§ Task prompt
Go through the entries and count the lines with the string "photoshop" in them. Give only that number.

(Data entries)
________

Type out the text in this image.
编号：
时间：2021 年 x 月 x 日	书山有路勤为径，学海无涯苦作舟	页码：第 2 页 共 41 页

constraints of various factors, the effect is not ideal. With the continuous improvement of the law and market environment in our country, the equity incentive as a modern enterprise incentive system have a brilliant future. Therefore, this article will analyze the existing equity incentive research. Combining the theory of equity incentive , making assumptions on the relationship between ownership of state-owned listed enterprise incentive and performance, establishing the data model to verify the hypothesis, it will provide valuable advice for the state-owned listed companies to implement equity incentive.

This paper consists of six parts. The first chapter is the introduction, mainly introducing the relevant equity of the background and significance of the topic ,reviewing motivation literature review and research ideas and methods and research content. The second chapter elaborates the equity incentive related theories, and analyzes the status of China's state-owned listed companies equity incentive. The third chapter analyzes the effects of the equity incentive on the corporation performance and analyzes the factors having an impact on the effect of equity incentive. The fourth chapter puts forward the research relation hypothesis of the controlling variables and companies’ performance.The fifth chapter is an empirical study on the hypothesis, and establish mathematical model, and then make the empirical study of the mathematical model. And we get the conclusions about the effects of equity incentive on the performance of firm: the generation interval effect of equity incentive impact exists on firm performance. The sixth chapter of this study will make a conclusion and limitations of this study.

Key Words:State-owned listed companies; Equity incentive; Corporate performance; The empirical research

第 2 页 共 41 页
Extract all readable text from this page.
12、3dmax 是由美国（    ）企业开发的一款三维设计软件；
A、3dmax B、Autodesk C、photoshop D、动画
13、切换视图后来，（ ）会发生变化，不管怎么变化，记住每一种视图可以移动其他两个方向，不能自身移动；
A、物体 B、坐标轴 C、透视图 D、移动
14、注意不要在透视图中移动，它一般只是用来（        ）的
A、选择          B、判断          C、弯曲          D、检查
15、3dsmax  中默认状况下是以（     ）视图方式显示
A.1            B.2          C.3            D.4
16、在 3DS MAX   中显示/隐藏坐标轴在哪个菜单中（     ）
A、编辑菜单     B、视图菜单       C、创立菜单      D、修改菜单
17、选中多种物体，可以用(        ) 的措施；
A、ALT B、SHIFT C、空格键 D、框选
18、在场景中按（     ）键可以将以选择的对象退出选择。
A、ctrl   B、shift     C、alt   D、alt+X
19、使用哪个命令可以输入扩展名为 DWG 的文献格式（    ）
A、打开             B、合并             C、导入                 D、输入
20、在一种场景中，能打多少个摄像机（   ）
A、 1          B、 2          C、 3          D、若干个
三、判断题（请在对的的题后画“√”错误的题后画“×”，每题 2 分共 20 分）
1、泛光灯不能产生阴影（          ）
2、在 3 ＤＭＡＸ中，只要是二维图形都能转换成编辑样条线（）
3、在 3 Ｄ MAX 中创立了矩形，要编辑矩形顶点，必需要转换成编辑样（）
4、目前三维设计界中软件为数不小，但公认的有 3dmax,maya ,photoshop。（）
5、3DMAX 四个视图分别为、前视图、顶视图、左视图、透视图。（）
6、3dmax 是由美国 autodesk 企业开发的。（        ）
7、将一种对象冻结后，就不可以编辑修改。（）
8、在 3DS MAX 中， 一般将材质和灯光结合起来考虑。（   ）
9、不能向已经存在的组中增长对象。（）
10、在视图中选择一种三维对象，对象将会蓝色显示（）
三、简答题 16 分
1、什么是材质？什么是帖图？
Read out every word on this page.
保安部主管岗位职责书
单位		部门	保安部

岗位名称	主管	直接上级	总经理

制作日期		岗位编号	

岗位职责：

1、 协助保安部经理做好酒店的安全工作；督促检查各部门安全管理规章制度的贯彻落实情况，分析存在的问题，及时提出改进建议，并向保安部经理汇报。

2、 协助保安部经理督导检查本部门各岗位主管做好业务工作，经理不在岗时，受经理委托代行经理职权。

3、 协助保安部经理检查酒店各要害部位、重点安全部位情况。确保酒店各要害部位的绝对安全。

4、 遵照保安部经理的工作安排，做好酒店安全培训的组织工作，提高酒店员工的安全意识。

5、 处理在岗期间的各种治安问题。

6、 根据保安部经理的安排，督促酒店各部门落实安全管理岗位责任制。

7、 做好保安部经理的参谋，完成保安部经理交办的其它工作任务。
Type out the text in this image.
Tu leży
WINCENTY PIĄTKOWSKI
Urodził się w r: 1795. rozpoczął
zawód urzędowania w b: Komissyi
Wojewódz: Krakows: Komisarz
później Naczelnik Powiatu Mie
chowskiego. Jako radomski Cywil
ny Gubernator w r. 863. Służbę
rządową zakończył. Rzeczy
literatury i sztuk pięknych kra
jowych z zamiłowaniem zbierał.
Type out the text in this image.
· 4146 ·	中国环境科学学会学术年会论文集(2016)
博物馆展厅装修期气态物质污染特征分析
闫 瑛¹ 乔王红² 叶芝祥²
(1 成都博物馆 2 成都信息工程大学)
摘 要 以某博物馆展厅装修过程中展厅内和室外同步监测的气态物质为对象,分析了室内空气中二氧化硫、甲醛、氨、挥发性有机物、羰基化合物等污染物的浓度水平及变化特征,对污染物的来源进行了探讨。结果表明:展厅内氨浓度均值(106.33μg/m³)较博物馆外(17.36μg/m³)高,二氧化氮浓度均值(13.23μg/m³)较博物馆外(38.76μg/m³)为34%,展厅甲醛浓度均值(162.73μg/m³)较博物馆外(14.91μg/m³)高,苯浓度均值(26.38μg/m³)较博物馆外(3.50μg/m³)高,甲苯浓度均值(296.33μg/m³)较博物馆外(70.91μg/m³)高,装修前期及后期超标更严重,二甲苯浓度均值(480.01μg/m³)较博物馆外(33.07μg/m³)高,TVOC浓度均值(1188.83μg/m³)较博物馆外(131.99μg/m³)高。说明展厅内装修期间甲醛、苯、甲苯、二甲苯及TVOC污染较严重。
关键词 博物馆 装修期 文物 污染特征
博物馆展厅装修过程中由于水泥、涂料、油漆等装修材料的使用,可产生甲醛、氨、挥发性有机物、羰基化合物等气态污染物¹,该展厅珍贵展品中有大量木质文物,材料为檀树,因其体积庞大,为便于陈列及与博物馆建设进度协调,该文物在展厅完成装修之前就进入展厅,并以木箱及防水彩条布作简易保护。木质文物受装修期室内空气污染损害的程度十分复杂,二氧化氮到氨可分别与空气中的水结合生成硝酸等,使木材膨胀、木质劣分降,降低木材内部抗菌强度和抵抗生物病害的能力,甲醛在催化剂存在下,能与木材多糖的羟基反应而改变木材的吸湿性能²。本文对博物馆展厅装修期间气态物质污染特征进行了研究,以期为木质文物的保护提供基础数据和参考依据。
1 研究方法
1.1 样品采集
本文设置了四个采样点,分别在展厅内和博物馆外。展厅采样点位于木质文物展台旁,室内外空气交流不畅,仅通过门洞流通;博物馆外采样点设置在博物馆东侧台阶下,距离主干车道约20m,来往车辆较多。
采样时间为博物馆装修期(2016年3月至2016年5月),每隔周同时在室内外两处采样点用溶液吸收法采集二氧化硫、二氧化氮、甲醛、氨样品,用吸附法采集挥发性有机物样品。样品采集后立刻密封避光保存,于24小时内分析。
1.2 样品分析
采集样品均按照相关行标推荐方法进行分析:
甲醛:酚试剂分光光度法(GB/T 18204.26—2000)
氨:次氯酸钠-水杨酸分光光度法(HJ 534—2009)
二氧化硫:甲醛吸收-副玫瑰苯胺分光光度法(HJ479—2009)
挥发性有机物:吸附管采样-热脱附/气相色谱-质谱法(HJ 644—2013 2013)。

________

§ Solution
2